Data in this exercise:
================
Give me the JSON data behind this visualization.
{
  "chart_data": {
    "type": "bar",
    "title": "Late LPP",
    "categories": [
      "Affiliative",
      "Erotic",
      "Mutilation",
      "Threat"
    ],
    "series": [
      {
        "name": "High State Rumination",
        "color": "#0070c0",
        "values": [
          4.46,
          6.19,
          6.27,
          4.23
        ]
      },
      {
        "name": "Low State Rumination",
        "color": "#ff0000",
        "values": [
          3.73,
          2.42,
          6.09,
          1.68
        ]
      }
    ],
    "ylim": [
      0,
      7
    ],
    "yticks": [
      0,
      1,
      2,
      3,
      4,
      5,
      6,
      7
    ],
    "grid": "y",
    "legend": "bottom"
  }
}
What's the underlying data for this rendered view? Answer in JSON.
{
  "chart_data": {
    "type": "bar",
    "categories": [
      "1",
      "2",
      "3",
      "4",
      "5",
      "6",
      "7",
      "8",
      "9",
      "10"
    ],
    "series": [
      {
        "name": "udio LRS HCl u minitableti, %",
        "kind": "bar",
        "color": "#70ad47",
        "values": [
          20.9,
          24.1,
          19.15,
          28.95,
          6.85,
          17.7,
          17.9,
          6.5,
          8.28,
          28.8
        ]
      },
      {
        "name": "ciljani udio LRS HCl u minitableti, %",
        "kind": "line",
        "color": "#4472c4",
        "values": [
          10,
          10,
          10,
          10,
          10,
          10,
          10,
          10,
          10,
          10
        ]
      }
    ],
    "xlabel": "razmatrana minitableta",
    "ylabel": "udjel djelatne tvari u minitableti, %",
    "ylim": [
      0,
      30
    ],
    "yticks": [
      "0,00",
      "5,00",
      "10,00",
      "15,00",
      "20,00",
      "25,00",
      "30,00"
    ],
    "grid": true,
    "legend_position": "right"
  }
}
================
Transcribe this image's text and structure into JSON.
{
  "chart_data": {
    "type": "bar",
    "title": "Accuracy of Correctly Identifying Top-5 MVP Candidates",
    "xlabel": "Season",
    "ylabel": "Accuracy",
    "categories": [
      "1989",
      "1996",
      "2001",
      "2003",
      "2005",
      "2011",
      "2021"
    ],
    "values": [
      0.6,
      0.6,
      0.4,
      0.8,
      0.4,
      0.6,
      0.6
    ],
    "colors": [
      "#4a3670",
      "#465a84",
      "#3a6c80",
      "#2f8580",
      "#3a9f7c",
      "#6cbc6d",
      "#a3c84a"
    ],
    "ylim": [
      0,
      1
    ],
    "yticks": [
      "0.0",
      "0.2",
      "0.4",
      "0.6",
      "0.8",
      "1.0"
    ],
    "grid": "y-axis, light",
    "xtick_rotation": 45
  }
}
================
Short task: Every line in the data above that contains "ylabel" needs to be copied.

Task response:
    "ylabel": "udjel djelatne tvari u minitableti, %",
    "ylabel": "Accuracy",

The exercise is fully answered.